STATED PROBLEM: How many lines of these entries hold the string "Wenn"? Reply with the number alone.

Dataset records:
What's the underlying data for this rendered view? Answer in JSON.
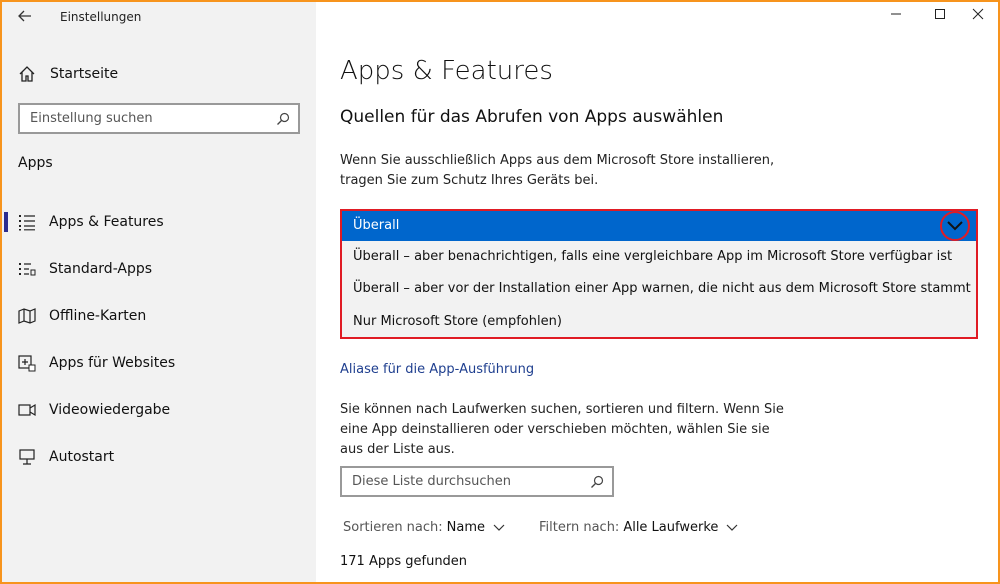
{
  "window": {
    "title": "Einstellungen",
    "controls": [
      "minimize",
      "maximize",
      "close"
    ]
  },
  "sidebar": {
    "home_label": "Startseite",
    "search_placeholder": "Einstellung suchen",
    "section_title": "Apps",
    "items": [
      {
        "label": "Apps & Features",
        "icon": "apps-list-icon",
        "active": true
      },
      {
        "label": "Standard-Apps",
        "icon": "default-apps-icon",
        "active": false
      },
      {
        "label": "Offline-Karten",
        "icon": "map-icon",
        "active": false
      },
      {
        "label": "Apps für Websites",
        "icon": "web-apps-icon",
        "active": false
      },
      {
        "label": "Videowiedergabe",
        "icon": "video-icon",
        "active": false
      },
      {
        "label": "Autostart",
        "icon": "startup-icon",
        "active": false
      }
    ]
  },
  "main": {
    "title": "Apps & Features",
    "subheading": "Quellen für das Abrufen von Apps auswählen",
    "description_line1": "Wenn Sie ausschließlich Apps aus dem Microsoft Store installieren,",
    "description_line2": "tragen Sie zum Schutz Ihres Geräts bei.",
    "dropdown": {
      "selected": "Überall",
      "options": [
        "Überall – aber benachrichtigen, falls eine vergleichbare App im Microsoft Store verfügbar ist",
        "Überall – aber vor der Installation einer App warnen, die nicht aus dem Microsoft Store stammt",
        "Nur Microsoft Store (empfohlen)"
      ]
    },
    "alias_link": "Aliase für die App-Ausführung",
    "list_text_line1": "Sie können nach Laufwerken suchen, sortieren und filtern. Wenn Sie",
    "list_text_line2": "eine App deinstallieren oder verschieben möchten, wählen Sie sie",
    "list_text_line3": "aus der Liste aus.",
    "list_search_placeholder": "Diese Liste durchsuchen",
    "sort_label": "Sortieren nach:",
    "sort_value": "Name",
    "filter_label": "Filtern nach:",
    "filter_value": "Alle Laufwerke",
    "count_text": "171 Apps gefunden"
  },
  "colors": {
    "accent": "#0066cc",
    "highlight_border": "#e01b24",
    "frame_border": "#f7941d",
    "sidebar_bg": "#f2f2f2",
    "link": "#1f3f8f"
  }
}
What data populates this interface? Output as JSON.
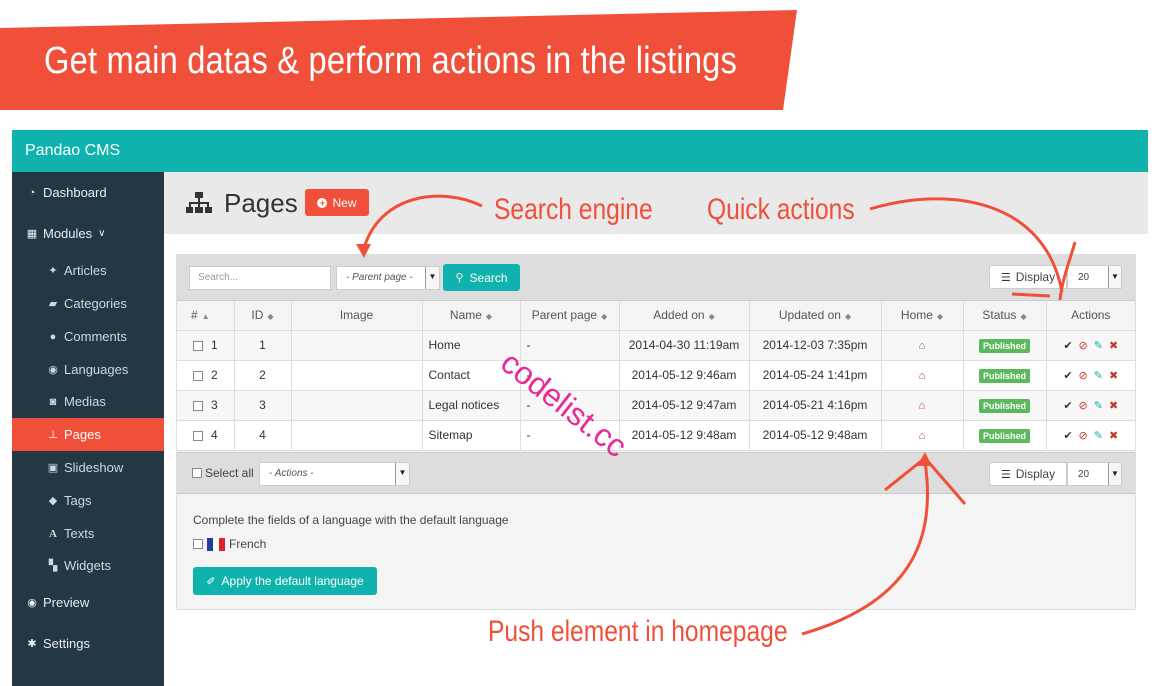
{
  "banner": {
    "text": "Get main datas & perform actions in the listings"
  },
  "app": {
    "title": "Pandao CMS"
  },
  "sidebar": {
    "items": [
      {
        "label": "Dashboard",
        "icon": "dashboard-icon"
      },
      {
        "label": "Modules",
        "icon": "grid-icon",
        "caret": "⌄"
      },
      {
        "label": "Articles",
        "icon": "pin-icon"
      },
      {
        "label": "Categories",
        "icon": "folder-icon"
      },
      {
        "label": "Comments",
        "icon": "comment-icon"
      },
      {
        "label": "Languages",
        "icon": "globe-icon"
      },
      {
        "label": "Medias",
        "icon": "camera-icon"
      },
      {
        "label": "Pages",
        "icon": "sitemap-icon",
        "active": true
      },
      {
        "label": "Slideshow",
        "icon": "image-icon"
      },
      {
        "label": "Tags",
        "icon": "tag-icon"
      },
      {
        "label": "Texts",
        "icon": "text-icon"
      },
      {
        "label": "Widgets",
        "icon": "widgets-icon"
      },
      {
        "label": "Preview",
        "icon": "eye-icon"
      },
      {
        "label": "Settings",
        "icon": "gear-icon"
      }
    ]
  },
  "page": {
    "title": "Pages",
    "new_label": "New"
  },
  "toolbar": {
    "search_placeholder": "Search...",
    "parent_select": "- Parent page -",
    "search_label": "Search",
    "display_label": "Display",
    "display_count": "20"
  },
  "table": {
    "headers": [
      "#",
      "ID",
      "Image",
      "Name",
      "Parent page",
      "Added on",
      "Updated on",
      "Home",
      "Status",
      "Actions"
    ],
    "rows": [
      {
        "num": "1",
        "id": "1",
        "name": "Home",
        "parent": "-",
        "added": "2014-04-30 11:19am",
        "updated": "2014-12-03 7:35pm",
        "home": true,
        "status": "Published"
      },
      {
        "num": "2",
        "id": "2",
        "name": "Contact",
        "parent": "-",
        "added": "2014-05-12 9:46am",
        "updated": "2014-05-24 1:41pm",
        "home": false,
        "status": "Published"
      },
      {
        "num": "3",
        "id": "3",
        "name": "Legal notices",
        "parent": "-",
        "added": "2014-05-12 9:47am",
        "updated": "2014-05-21 4:16pm",
        "home": false,
        "status": "Published"
      },
      {
        "num": "4",
        "id": "4",
        "name": "Sitemap",
        "parent": "-",
        "added": "2014-05-12 9:48am",
        "updated": "2014-05-12 9:48am",
        "home": false,
        "status": "Published"
      }
    ]
  },
  "bottom": {
    "select_all": "Select all",
    "actions_select": "- Actions -",
    "display_label": "Display",
    "display_count": "20"
  },
  "language_section": {
    "text": "Complete the fields of a language with the default language",
    "language": "French",
    "apply_label": "Apply the default language"
  },
  "annotations": {
    "search_engine": "Search engine",
    "quick_actions": "Quick actions",
    "push_homepage": "Push element in homepage"
  },
  "watermark": "codelist.cc",
  "colors": {
    "accent_red": "#f0503a",
    "teal": "#0fb2ac",
    "sidebar_bg": "#243745",
    "published_green": "#5cb85c",
    "home_active": "#3a8a3a",
    "home_inactive": "#c0392b"
  }
}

WORKED SOLUTION: 2